• [CHALLENGE]:
Pull out every line below that contains the word "image".

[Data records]

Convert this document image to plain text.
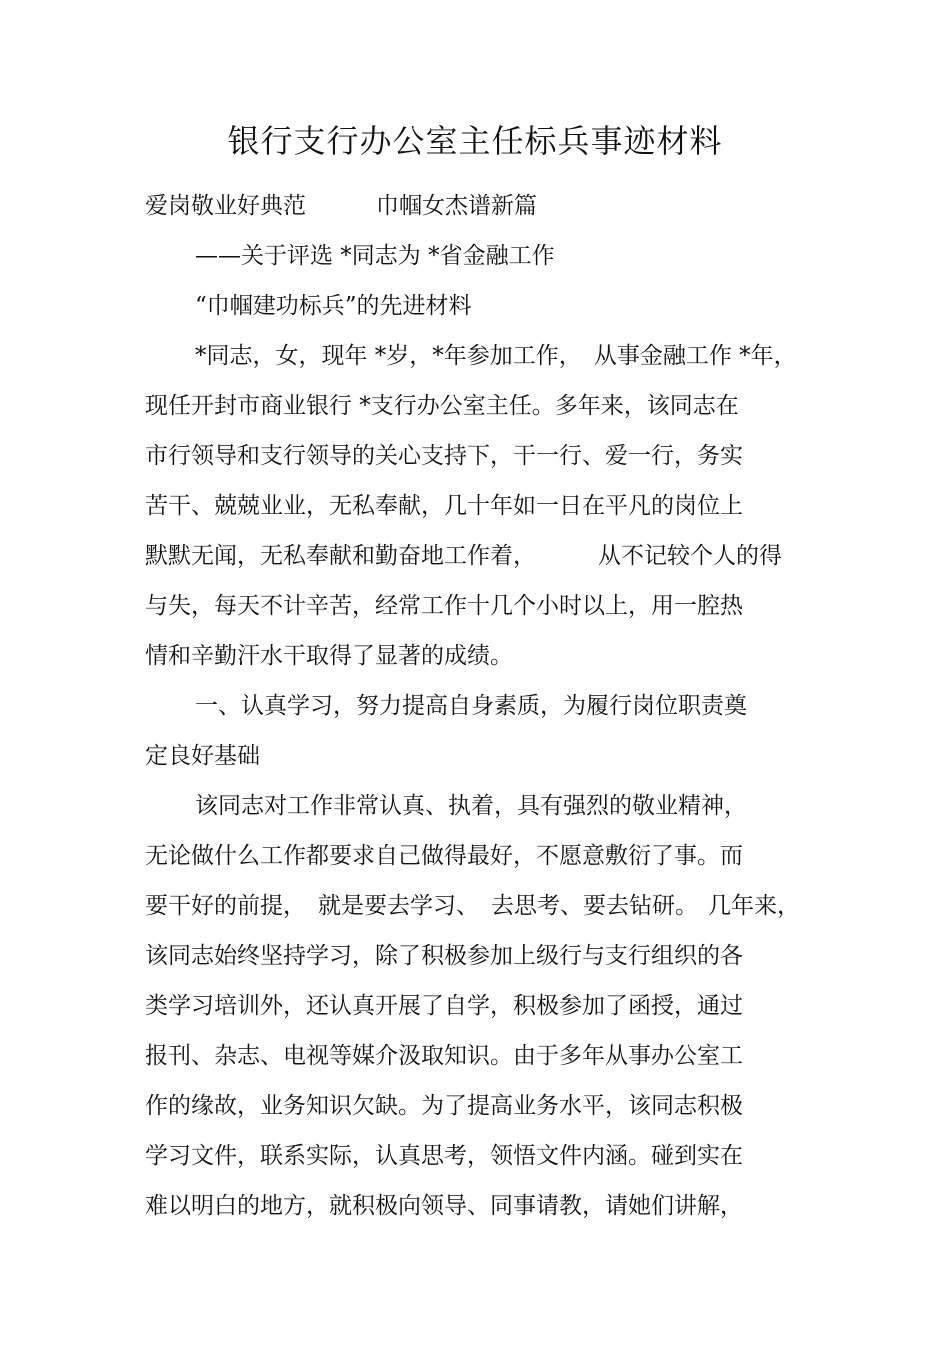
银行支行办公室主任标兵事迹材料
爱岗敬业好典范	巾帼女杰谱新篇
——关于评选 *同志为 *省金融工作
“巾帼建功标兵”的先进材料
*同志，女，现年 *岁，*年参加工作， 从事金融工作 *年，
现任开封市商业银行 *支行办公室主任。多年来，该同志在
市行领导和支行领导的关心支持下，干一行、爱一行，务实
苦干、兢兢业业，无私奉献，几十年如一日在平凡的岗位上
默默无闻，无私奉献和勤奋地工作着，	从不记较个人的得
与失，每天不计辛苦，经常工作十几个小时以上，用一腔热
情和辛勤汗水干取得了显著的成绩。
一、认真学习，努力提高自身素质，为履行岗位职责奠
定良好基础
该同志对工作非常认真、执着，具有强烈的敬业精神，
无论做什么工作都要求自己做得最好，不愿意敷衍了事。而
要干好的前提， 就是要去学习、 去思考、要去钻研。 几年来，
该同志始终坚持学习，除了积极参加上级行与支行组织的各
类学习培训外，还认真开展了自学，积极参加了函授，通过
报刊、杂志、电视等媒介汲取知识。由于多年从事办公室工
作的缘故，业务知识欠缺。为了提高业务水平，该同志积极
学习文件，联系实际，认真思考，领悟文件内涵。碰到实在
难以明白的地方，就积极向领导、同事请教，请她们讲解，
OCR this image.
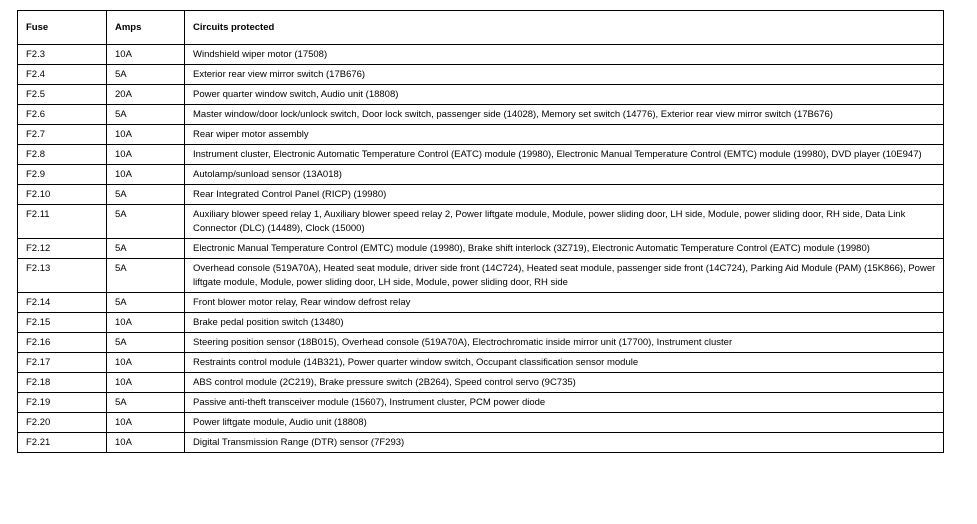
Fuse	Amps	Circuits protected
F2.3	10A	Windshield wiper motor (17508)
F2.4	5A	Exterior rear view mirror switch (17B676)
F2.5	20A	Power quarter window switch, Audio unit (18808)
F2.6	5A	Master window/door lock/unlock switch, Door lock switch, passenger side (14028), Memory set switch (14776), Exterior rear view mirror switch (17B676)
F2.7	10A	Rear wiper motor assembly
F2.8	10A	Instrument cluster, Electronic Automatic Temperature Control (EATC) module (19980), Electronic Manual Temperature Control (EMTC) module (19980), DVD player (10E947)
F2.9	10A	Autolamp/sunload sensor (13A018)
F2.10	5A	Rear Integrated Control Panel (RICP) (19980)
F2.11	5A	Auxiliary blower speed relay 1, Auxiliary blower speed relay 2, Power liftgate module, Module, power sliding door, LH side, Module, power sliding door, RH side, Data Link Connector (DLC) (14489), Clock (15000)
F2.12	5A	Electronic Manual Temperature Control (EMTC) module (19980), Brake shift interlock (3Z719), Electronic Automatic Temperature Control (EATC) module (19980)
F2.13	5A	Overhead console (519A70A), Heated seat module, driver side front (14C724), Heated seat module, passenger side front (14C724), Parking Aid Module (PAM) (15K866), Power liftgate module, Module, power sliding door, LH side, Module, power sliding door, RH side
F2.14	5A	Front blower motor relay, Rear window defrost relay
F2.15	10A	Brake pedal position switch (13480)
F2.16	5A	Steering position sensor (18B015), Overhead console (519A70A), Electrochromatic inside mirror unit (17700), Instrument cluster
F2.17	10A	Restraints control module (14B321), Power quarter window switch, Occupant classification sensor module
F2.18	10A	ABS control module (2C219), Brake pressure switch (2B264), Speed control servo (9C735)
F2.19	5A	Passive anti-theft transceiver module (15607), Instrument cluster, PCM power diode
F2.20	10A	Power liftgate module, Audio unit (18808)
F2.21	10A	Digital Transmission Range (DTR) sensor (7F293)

==

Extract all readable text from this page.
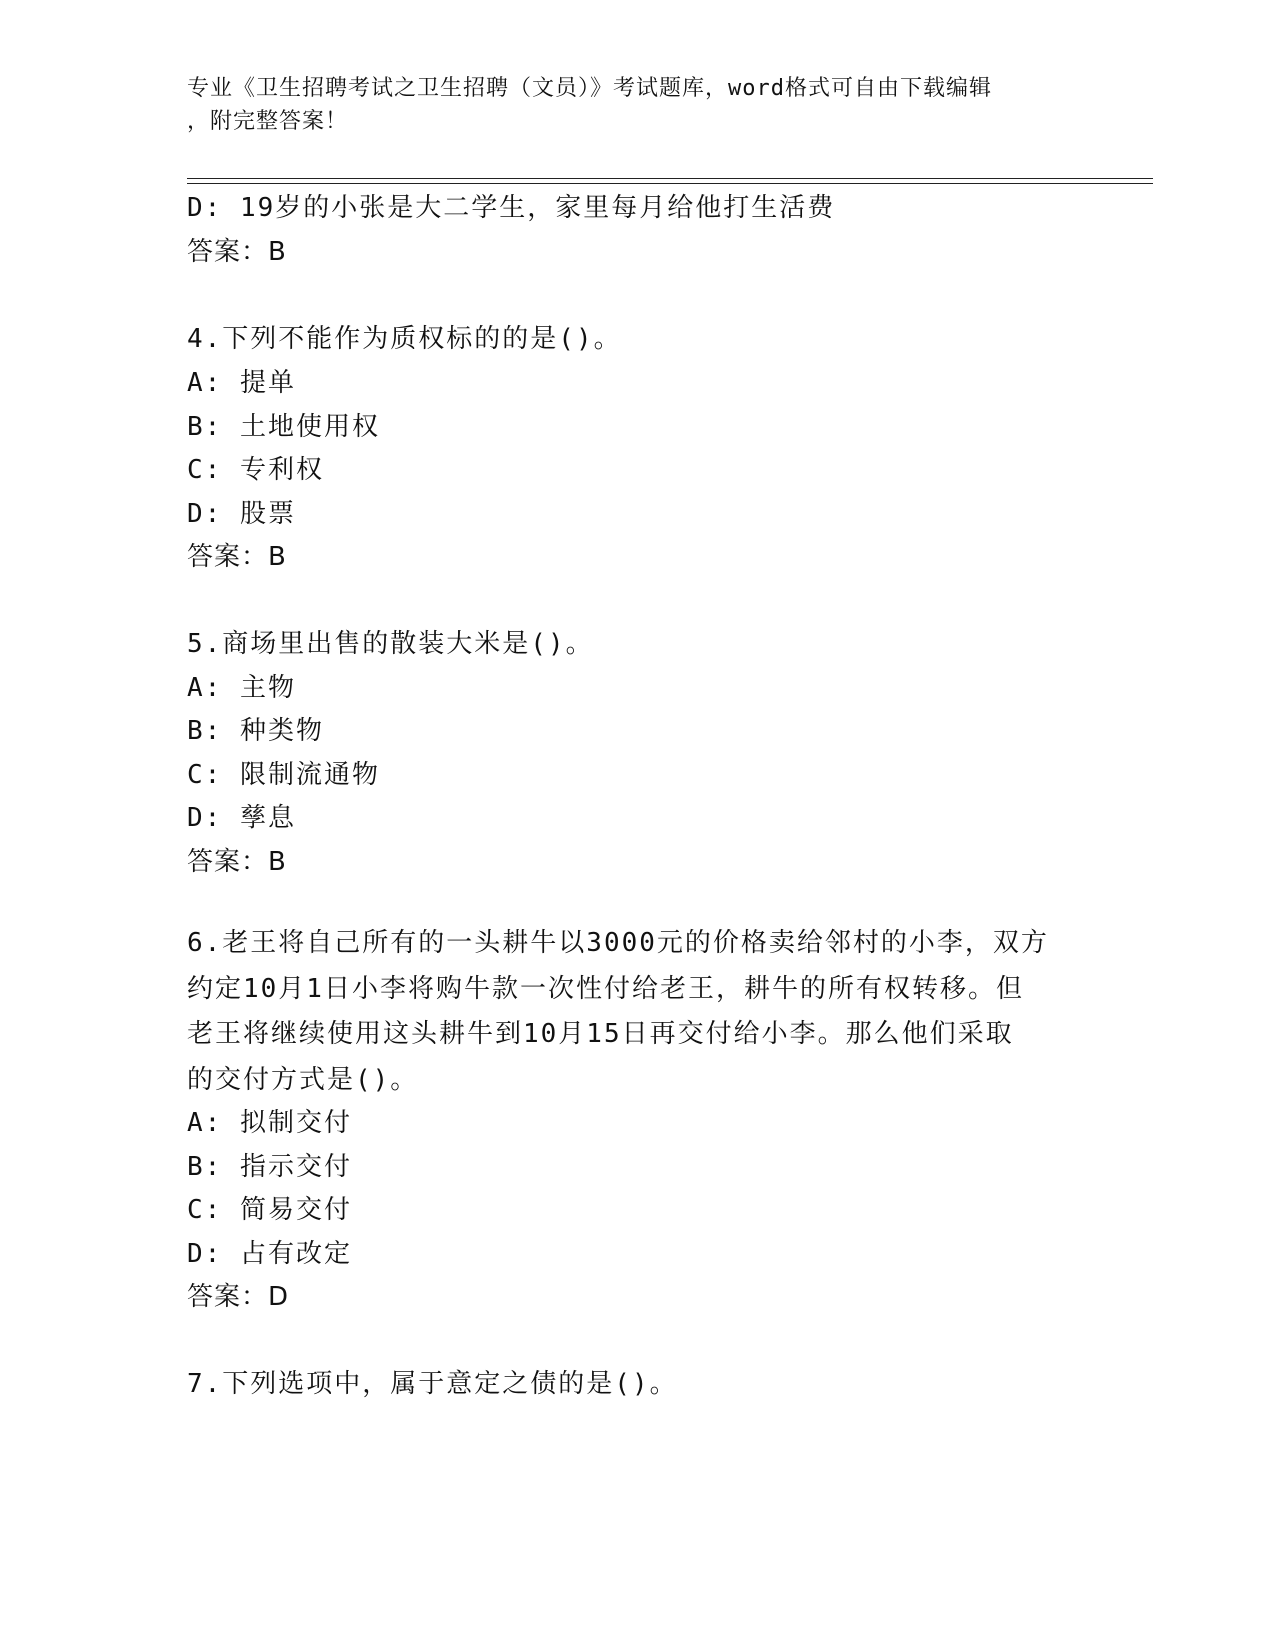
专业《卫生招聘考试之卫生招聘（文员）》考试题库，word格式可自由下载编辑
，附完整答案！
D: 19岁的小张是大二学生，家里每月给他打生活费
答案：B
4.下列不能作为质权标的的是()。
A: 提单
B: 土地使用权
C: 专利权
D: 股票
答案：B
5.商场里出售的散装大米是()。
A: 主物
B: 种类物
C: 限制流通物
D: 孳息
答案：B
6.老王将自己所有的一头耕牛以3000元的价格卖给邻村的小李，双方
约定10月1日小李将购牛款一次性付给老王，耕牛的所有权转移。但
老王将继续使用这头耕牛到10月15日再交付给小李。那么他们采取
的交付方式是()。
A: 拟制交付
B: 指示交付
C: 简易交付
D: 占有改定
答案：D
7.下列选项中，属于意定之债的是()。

• [FINISHED ANSWER]:
Convert this document image to plain text.
OCR this image.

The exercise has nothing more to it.